→ PAGE EXTRACT:
- - - -
The technologies available for communication have grown more numerous and effective as time has gone on. The earliest communication technology was the spoken word. Spoken word was, and is, the primary form of communication between people. But exchanging information by word of mouth will generally lead to discontinuities when the information is repeated. The next technology to aid our communication was writing. The written word allows anyone to see what was initially stated by the author. The written word has a few drawbacks, it takes longer to write and read than talk or listen, and initially would have needed physical access to the manuscript to be able to benefit from it. Scribes could copy the work by hand, but scribes were capable of making mistakes, and they took a lot of time and to copy everything by hand, making their work expensive.
When Johan Gutenberg invented the printing press he created a way for the written word to be produced, in mass quantities, at a cost that many could afford. And for many centuries, printing was the only was to get a message out to a large number of people in a short amount of time. But with the advent of electricity and telecommunications, access to the masses was much more immediate.
The advent of the telegraph made it possible to send information nearly instantly from A to B. News and business information could travel faster, and personal communications between distant people took minutes rather than days. Building upon the infrastructure the telegraph had laid, the telephone made it possible to communicate verbally over long distances, making the whole process much faster.
But the telephone and telegraph were just point-to-point forms of communication; one sender, and one recipient. Commercial radio introduced the concept of instant, mass audience communications, which was later compounded upon by the television. These broadcast mediums were integral in spreading news and information to many in short periods of time.
- - - -
Dataset rows
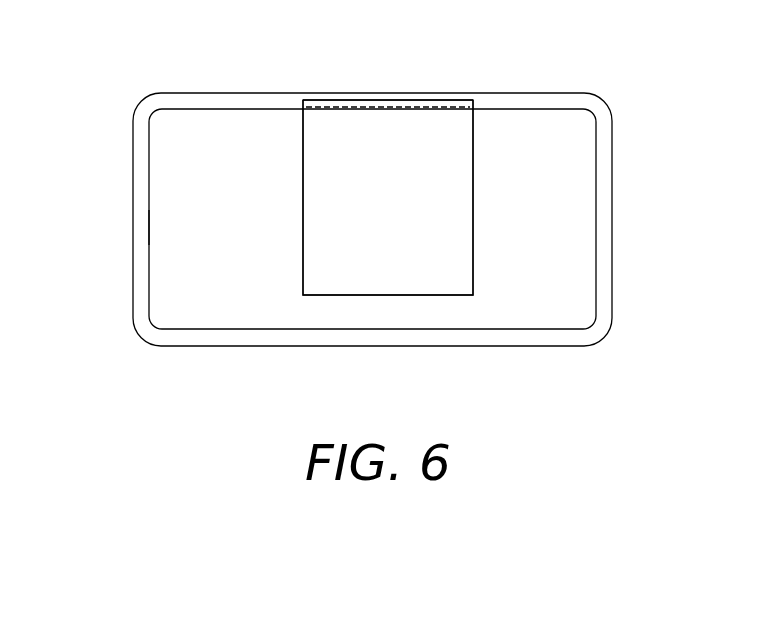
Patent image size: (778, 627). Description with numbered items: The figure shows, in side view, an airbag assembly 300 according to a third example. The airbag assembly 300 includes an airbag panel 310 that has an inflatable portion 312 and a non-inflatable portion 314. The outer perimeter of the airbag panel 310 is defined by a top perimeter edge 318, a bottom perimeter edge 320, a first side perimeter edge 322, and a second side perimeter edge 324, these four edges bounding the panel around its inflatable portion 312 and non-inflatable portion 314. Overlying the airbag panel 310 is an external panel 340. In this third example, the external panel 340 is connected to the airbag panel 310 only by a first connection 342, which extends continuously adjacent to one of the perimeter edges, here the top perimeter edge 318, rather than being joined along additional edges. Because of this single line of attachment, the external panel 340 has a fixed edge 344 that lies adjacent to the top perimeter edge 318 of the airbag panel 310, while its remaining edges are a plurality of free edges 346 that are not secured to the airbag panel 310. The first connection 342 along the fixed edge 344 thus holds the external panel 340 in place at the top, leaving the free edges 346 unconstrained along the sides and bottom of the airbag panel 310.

The airbag assembly 300 is at (121, 33).
The airbag panel 310 is at (133, 150).
The inflatable portion 312 is at (157, 187).
The non-inflatable portion 314 is at (141, 227).
The top perimeter edge 318 is at (537, 93).
The bottom perimeter edge 320 is at (186, 346).
The first side perimeter edge 322 is at (133, 262).
The second side perimeter edge 324 is at (612, 148).
The external panel 340 is at (302, 127).
The first connection 342 is at (440, 106).
The fixed edge 344 is at (388, 100).
The free edges 346 is at (303, 170).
- - - -
→ TASK TO COMPLETE: Which forms of communication technology does the passage on the history of communication name? Nothing in the records is needed here.

→ EXERCISE OUTPUT:
- Spoken word
- Writing
- Printing press
- Telegraph
- Telephone
- Commercial radio
- Television